→ Given request:
Look below. Copy each line that has "JSON" in it.

Extracted data entries:
##########

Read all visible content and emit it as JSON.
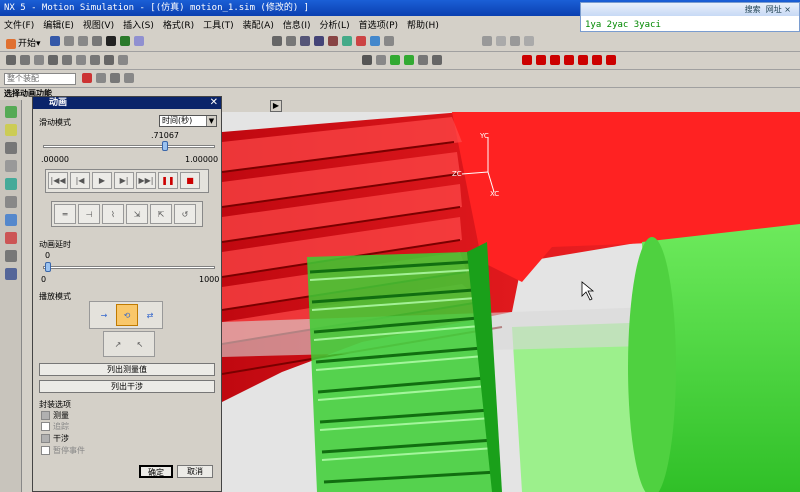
{
  "window": {
    "title": "NX 5 - Motion Simulation - [(仿真) motion_1.sim  (修改的) ]"
  },
  "menu": [
    "文件(F)",
    "编辑(E)",
    "视图(V)",
    "插入(S)",
    "格式(R)",
    "工具(T)",
    "装配(A)",
    "信息(I)",
    "分析(L)",
    "首选项(P)",
    "帮助(H)"
  ],
  "toolbar": {
    "start_label": "开始▾",
    "selection_filter": "整个装配",
    "status_text": "选择动画功能"
  },
  "search": {
    "button": "搜索",
    "site_label": "网址",
    "query": "1ya 2yac 3yaci"
  },
  "dialog": {
    "title": "动画",
    "slide_mode_label": "滑动模式",
    "slide_mode_value": "时间(秒)",
    "time_value": ".71067",
    "time_fraction": 0.71067,
    "time_min": ".00000",
    "time_max": "1.00000",
    "delay_label": "动画延时",
    "delay_value": "0",
    "delay_min": "0",
    "delay_max": "1000",
    "playback_label": "播放模式",
    "list_measure": "列出测量值",
    "list_interference": "列出干涉",
    "package_label": "封装选项",
    "options": [
      {
        "label": "测量",
        "checked": true,
        "enabled": true
      },
      {
        "label": "追踪",
        "checked": false,
        "enabled": false
      },
      {
        "label": "干涉",
        "checked": true,
        "enabled": true
      },
      {
        "label": "暂停事件",
        "checked": false,
        "enabled": false
      }
    ],
    "ok": "确定",
    "cancel": "取消"
  },
  "csys": {
    "yc": "YC",
    "zc": "ZC",
    "xc": "XC"
  },
  "colors": {
    "red_gear": "#e8141a",
    "green_gear": "#39d132",
    "shaft": "#5ee24c",
    "dialog_title": "#0a246a"
  }
}
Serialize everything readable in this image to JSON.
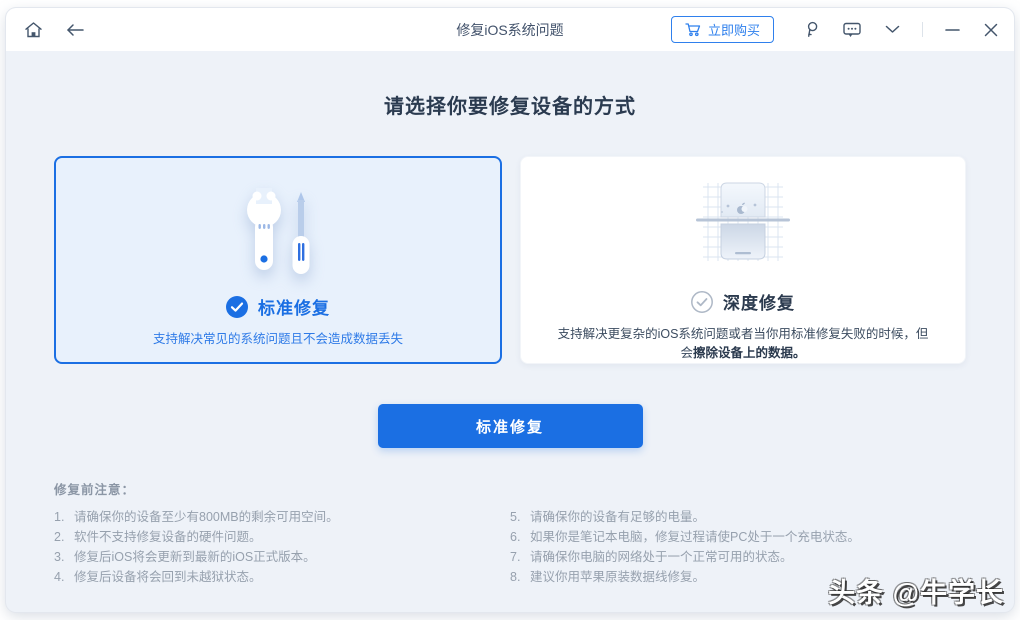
{
  "titlebar": {
    "title": "修复iOS系统问题",
    "buy_label": "立即购买"
  },
  "main": {
    "heading": "请选择你要修复设备的方式",
    "cards": {
      "standard": {
        "title": "标准修复",
        "desc": "支持解决常见的系统问题且不会造成数据丢失",
        "selected": true
      },
      "deep": {
        "title": "深度修复",
        "desc_normal": "支持解决更复杂的iOS系统问题或者当你用标准修复失败的时候，但会",
        "desc_bold": "擦除设备上的数据。",
        "selected": false
      }
    },
    "action_label": "标准修复"
  },
  "notes": {
    "heading": "修复前注意：",
    "left": [
      {
        "num": "1.",
        "text": "请确保你的设备至少有800MB的剩余可用空间。"
      },
      {
        "num": "2.",
        "text": "软件不支持修复设备的硬件问题。"
      },
      {
        "num": "3.",
        "text": "修复后iOS将会更新到最新的iOS正式版本。"
      },
      {
        "num": "4.",
        "text": "修复后设备将会回到未越狱状态。"
      }
    ],
    "right": [
      {
        "num": "5.",
        "text": "请确保你的设备有足够的电量。"
      },
      {
        "num": "6.",
        "text": "如果你是笔记本电脑，修复过程请使PC处于一个充电状态。"
      },
      {
        "num": "7.",
        "text": "请确保你电脑的网络处于一个正常可用的状态。"
      },
      {
        "num": "8.",
        "text": "建议你用苹果原装数据线修复。"
      }
    ]
  },
  "watermark": "头条 @牛学长",
  "colors": {
    "accent_blue": "#1b6fe3",
    "buy_outline_blue": "#2f80ed",
    "selected_card_bg": "#e8f1fc",
    "content_bg": "#eef2f8",
    "titlebar_bg": "#ffffff",
    "heading_dark": "#2b3b50",
    "note_gray": "#97a1ae",
    "icon_gray": "#44566c"
  }
}
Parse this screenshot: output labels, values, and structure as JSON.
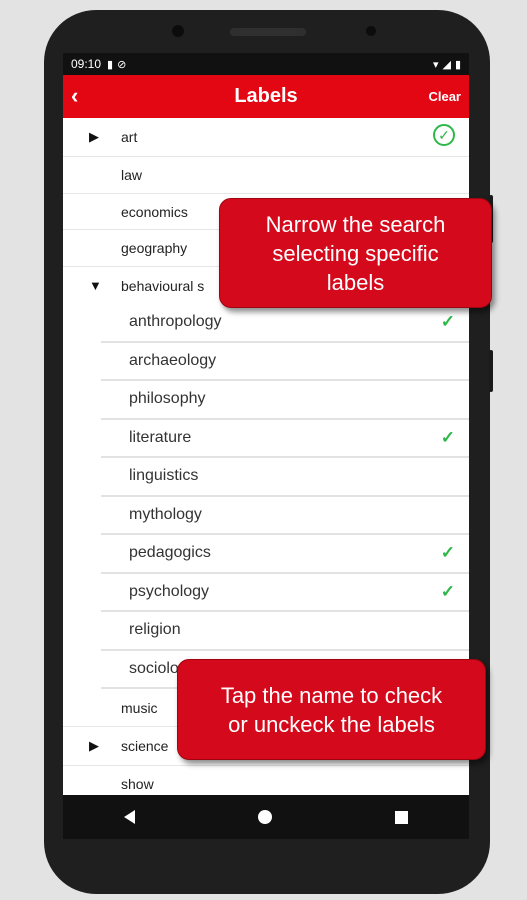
{
  "status_bar": {
    "time": "09:10"
  },
  "app_bar": {
    "title": "Labels",
    "back_glyph": "‹",
    "clear_label": "Clear"
  },
  "labels": {
    "art": "art",
    "law": "law",
    "economics": "economics",
    "geography": "geography",
    "behavioural": "behavioural s",
    "anthropology": "anthropology",
    "archaeology": "archaeology",
    "philosophy": "philosophy",
    "literature": "literature",
    "linguistics": "linguistics",
    "mythology": "mythology",
    "pedagogics": "pedagogics",
    "psychology": "psychology",
    "religion": "religion",
    "sociology": "sociolo",
    "music": "music",
    "science": "science",
    "show": "show"
  },
  "checked": [
    "art",
    "anthropology",
    "literature",
    "pedagogics",
    "psychology"
  ],
  "callouts": {
    "narrow": "Narrow the search\nselecting specific\nlabels",
    "tap": "Tap the name to check\nor unckeck the labels"
  },
  "colors": {
    "accent": "#e30613",
    "check": "#2fb84a"
  }
}
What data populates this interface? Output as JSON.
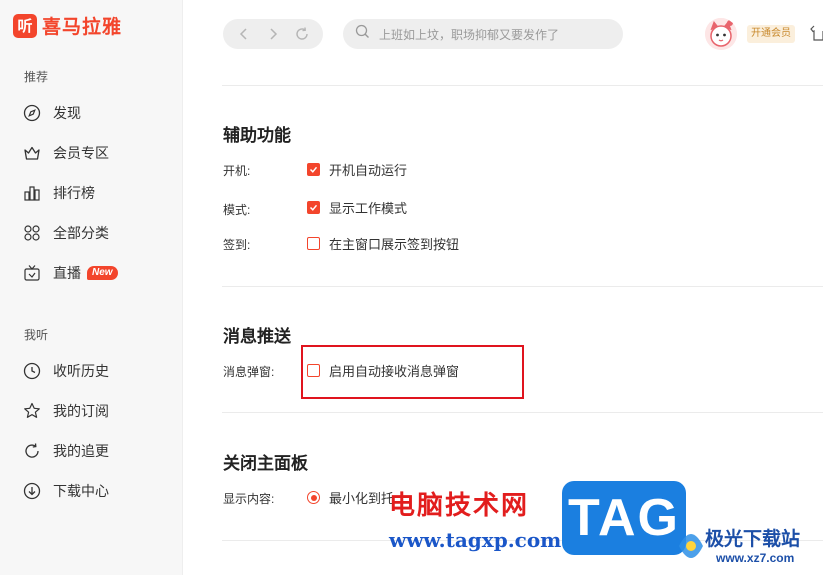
{
  "app": {
    "logo_glyph": "听",
    "logo_text": "喜马拉雅",
    "brand_color": "#f3452c"
  },
  "sidebar": {
    "section_recommend": "推荐",
    "section_mine": "我听",
    "items": [
      {
        "label": "发现",
        "icon": "compass-icon"
      },
      {
        "label": "会员专区",
        "icon": "crown-icon"
      },
      {
        "label": "排行榜",
        "icon": "ranking-icon"
      },
      {
        "label": "全部分类",
        "icon": "grid-icon"
      },
      {
        "label": "直播",
        "icon": "tv-icon",
        "badge": "New"
      },
      {
        "label": "收听历史",
        "icon": "clock-icon"
      },
      {
        "label": "我的订阅",
        "icon": "star-icon"
      },
      {
        "label": "我的追更",
        "icon": "refresh-icon"
      },
      {
        "label": "下载中心",
        "icon": "download-icon"
      }
    ]
  },
  "topbar": {
    "search_placeholder": "上班如上坟，职场抑郁又要发作了",
    "vip_label": "开通会员"
  },
  "settings": {
    "accessibility": {
      "title": "辅助功能",
      "rows": [
        {
          "label": "开机:",
          "option": "开机自动运行",
          "checked": true
        },
        {
          "label": "模式:",
          "option": "显示工作模式",
          "checked": true
        },
        {
          "label": "签到:",
          "option": "在主窗口展示签到按钮",
          "checked": false
        }
      ]
    },
    "push": {
      "title": "消息推送",
      "rows": [
        {
          "label": "消息弹窗:",
          "option": "启用自动接收消息弹窗",
          "checked": false
        }
      ]
    },
    "close_panel": {
      "title": "关闭主面板",
      "label": "显示内容:",
      "option": "最小化到托",
      "selected": true
    }
  },
  "watermark": {
    "cn": "电脑技术网",
    "url": "www.tagxp.com",
    "tag": "TAG",
    "site_cn": "极光下载站",
    "site_url": "www.xz7.com"
  }
}
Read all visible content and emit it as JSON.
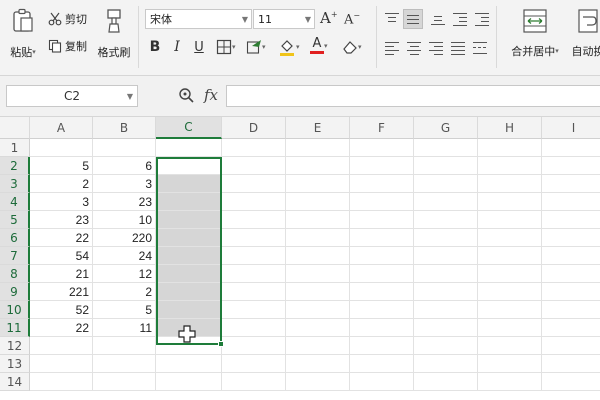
{
  "ribbon": {
    "paste_label": "粘贴",
    "cut_label": "剪切",
    "copy_label": "复制",
    "format_painter_label": "格式刷",
    "font_name": "宋体",
    "font_size": "11",
    "grow_font": "A",
    "shrink_font": "A",
    "bold": "B",
    "italic": "I",
    "underline": "U",
    "font_color_glyph": "A",
    "merge_center_label": "合并居中",
    "auto_wrap_label": "自动换"
  },
  "formula_bar": {
    "name_box": "C2",
    "fx_label": "fx",
    "formula": ""
  },
  "columns": [
    "A",
    "B",
    "C",
    "D",
    "E",
    "F",
    "G",
    "H",
    "I"
  ],
  "active_column": "C",
  "rows": [
    "1",
    "2",
    "3",
    "4",
    "5",
    "6",
    "7",
    "8",
    "9",
    "10",
    "11",
    "12",
    "13",
    "14"
  ],
  "selection": "C2:C11",
  "cells": {
    "A2": "5",
    "B2": "6",
    "A3": "2",
    "B3": "3",
    "A4": "3",
    "B4": "23",
    "A5": "23",
    "B5": "10",
    "A6": "22",
    "B6": "220",
    "A7": "54",
    "B7": "24",
    "A8": "21",
    "B8": "12",
    "A9": "221",
    "B9": "2",
    "A10": "52",
    "B10": "5",
    "A11": "22",
    "B11": "11"
  },
  "colors": {
    "selection_border": "#1e7c3a",
    "selection_fill": "#d6d6d6",
    "header_bg": "#f3f3f3"
  }
}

##########

→ Finished exercise:
Read all visible content and emit it as JSON.
Serialize everything readable in this image to JSON.
Parse this screenshot: output labels, values, and structure as JSON.
What data populates this interface? Output as JSON.
Read all visible content and emit it as JSON.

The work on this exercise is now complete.